RECORDS FOR THIS EXERCISE:
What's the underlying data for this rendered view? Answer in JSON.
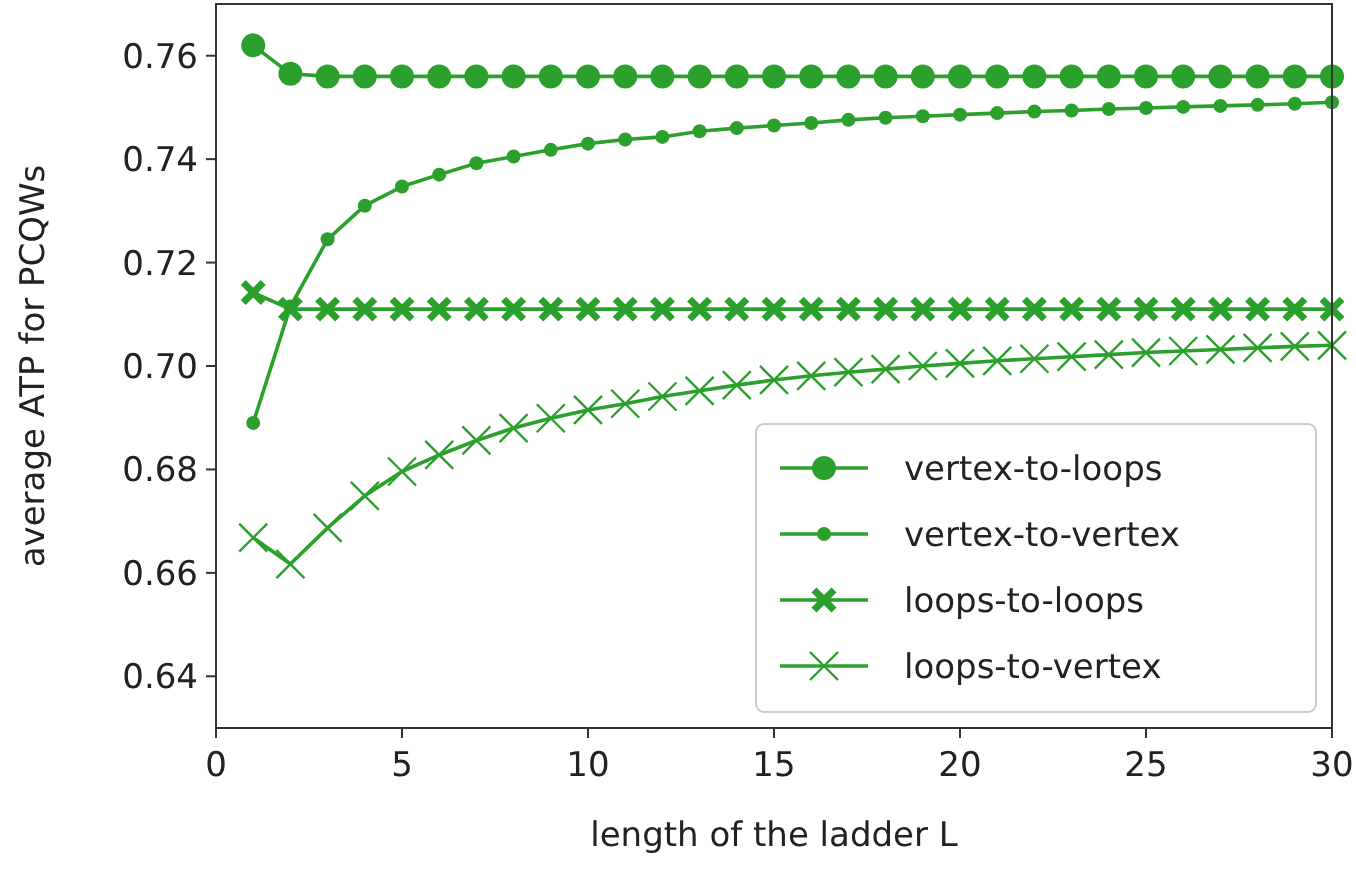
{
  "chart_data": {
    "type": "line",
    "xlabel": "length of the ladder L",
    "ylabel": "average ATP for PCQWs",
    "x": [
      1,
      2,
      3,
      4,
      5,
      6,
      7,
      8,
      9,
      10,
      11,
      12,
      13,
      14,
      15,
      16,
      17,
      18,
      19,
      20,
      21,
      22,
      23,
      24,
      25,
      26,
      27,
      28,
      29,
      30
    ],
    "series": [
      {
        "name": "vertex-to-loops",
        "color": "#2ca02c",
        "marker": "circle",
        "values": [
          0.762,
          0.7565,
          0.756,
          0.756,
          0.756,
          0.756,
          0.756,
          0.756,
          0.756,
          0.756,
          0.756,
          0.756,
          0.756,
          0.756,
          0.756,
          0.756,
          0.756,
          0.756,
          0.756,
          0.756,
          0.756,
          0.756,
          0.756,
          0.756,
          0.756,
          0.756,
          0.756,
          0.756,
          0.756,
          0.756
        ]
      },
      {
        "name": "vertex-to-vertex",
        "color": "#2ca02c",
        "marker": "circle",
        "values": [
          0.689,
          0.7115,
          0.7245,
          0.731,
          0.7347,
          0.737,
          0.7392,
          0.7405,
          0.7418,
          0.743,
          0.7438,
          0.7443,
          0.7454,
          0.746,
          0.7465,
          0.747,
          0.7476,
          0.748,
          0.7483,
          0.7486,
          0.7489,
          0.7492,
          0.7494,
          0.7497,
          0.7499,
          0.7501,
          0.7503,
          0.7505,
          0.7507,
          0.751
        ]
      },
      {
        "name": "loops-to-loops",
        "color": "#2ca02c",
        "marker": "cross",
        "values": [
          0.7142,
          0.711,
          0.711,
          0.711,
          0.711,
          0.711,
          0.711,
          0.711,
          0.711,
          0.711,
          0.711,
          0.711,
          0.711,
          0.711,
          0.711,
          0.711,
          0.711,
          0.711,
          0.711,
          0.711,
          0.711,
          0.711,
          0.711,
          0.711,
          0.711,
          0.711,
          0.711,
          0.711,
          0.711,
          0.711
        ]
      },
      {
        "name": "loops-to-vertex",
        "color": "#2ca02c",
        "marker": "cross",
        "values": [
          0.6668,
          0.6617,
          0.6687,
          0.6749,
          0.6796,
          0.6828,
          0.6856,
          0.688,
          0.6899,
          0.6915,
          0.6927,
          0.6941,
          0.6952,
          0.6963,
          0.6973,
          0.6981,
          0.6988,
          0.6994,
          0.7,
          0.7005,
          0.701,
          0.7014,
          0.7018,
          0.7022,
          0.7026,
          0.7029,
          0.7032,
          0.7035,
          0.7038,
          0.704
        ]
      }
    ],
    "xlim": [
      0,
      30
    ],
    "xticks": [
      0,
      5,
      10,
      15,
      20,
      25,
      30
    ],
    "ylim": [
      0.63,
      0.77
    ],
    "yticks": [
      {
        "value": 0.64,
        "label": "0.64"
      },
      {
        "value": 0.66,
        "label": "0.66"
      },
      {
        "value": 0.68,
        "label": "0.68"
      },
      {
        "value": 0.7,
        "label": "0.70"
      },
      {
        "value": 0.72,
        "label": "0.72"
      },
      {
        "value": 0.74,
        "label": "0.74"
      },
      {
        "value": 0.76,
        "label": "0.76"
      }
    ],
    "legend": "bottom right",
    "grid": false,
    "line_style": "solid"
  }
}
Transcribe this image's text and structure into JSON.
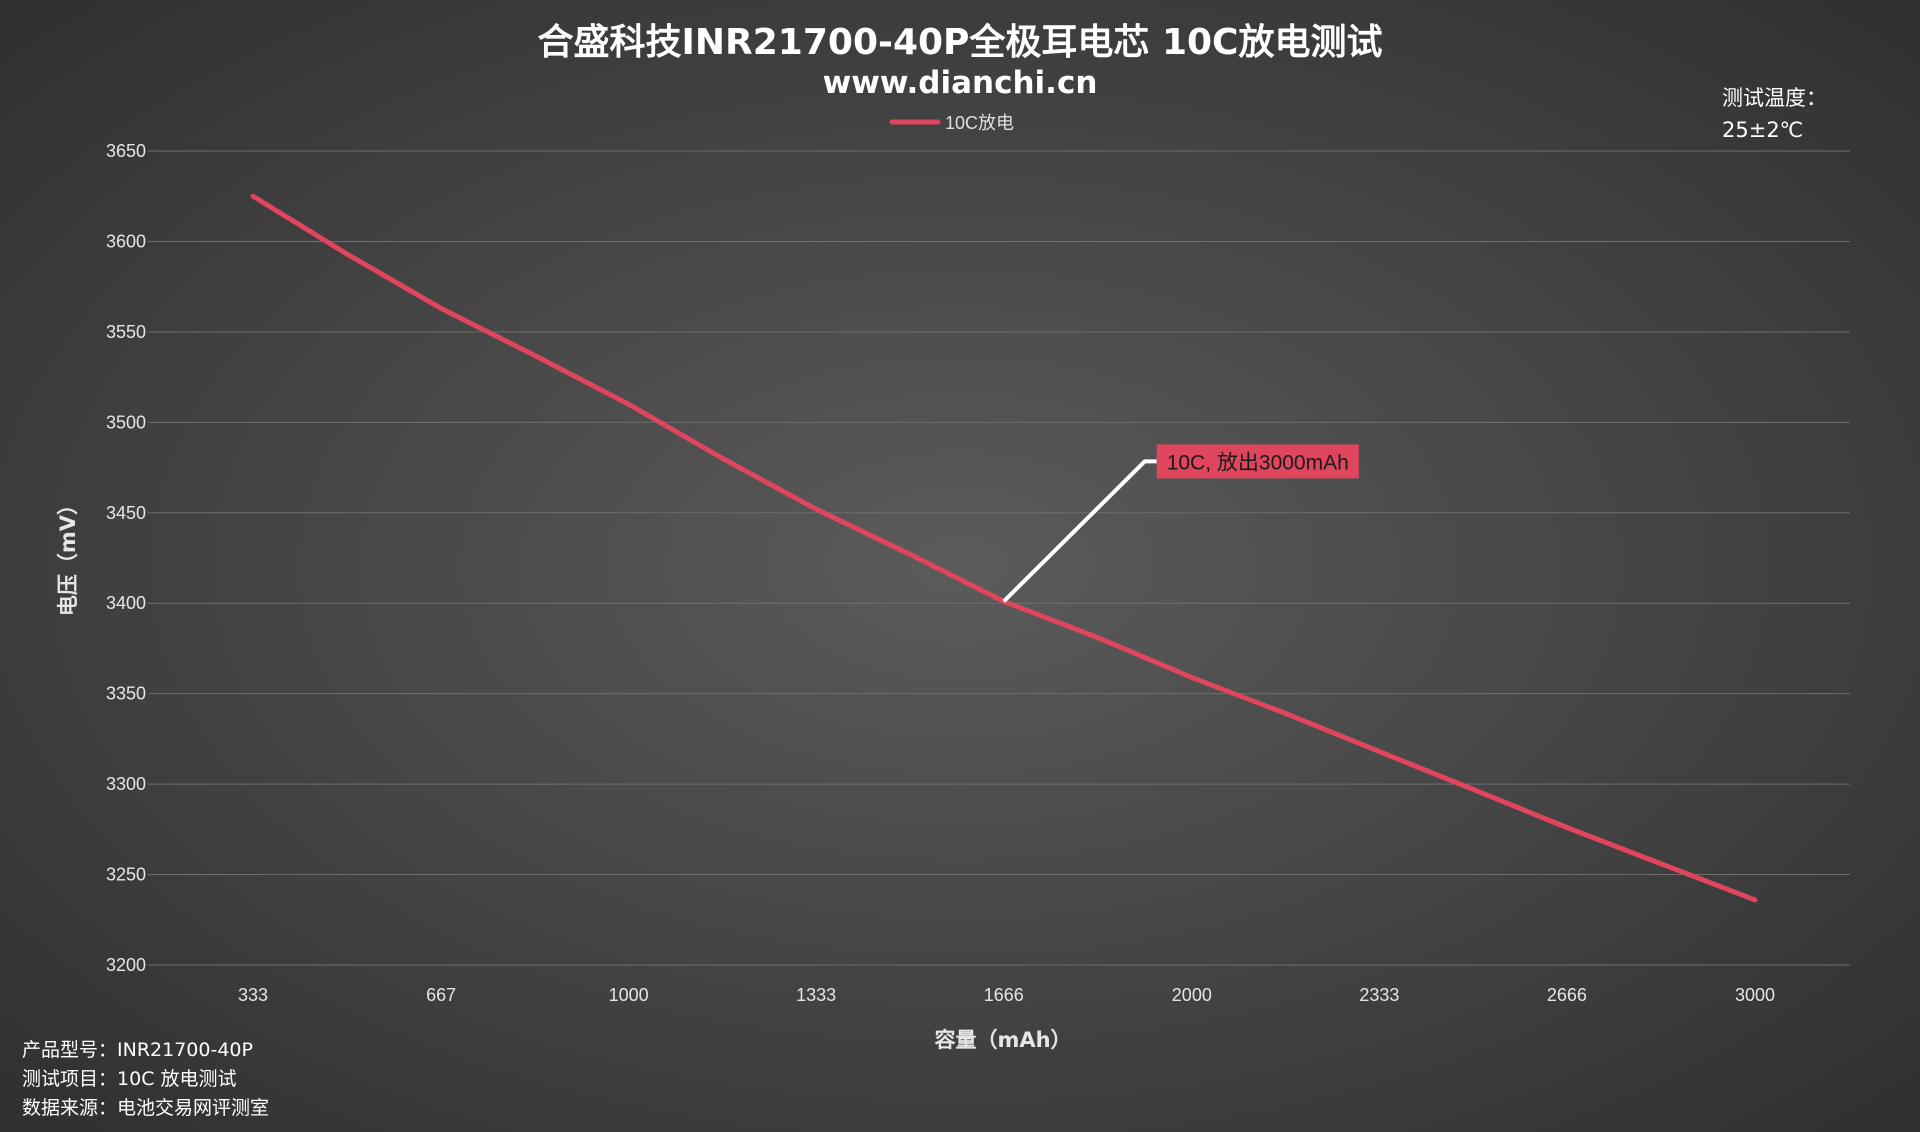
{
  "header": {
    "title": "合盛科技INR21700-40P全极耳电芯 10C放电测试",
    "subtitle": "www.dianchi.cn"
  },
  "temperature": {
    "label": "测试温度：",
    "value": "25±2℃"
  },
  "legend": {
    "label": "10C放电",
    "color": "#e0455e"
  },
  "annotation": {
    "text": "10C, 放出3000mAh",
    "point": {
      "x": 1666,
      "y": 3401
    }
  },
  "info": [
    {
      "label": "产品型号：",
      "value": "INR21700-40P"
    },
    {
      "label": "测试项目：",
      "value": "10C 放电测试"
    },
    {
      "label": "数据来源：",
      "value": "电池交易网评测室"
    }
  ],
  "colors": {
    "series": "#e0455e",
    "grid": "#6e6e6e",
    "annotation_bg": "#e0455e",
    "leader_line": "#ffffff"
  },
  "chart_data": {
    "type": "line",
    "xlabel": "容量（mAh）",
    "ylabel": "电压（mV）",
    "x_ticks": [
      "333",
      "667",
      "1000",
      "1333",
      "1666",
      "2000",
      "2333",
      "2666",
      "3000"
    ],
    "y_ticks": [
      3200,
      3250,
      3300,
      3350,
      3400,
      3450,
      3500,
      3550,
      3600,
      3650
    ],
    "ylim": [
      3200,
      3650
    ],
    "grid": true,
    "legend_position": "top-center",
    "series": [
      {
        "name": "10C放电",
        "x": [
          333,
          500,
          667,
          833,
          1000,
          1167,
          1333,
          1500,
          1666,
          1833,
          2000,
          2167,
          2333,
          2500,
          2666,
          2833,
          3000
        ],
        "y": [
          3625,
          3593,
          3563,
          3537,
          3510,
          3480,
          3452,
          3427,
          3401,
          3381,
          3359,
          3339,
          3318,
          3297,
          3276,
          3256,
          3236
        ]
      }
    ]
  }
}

STATED GOAL:
Every line holding "text" should be copied out.

SOLUTION TO THIS TASK:
Transcribe this image's text and structure into JSON.
    "text": "10C, 放出3000mAh",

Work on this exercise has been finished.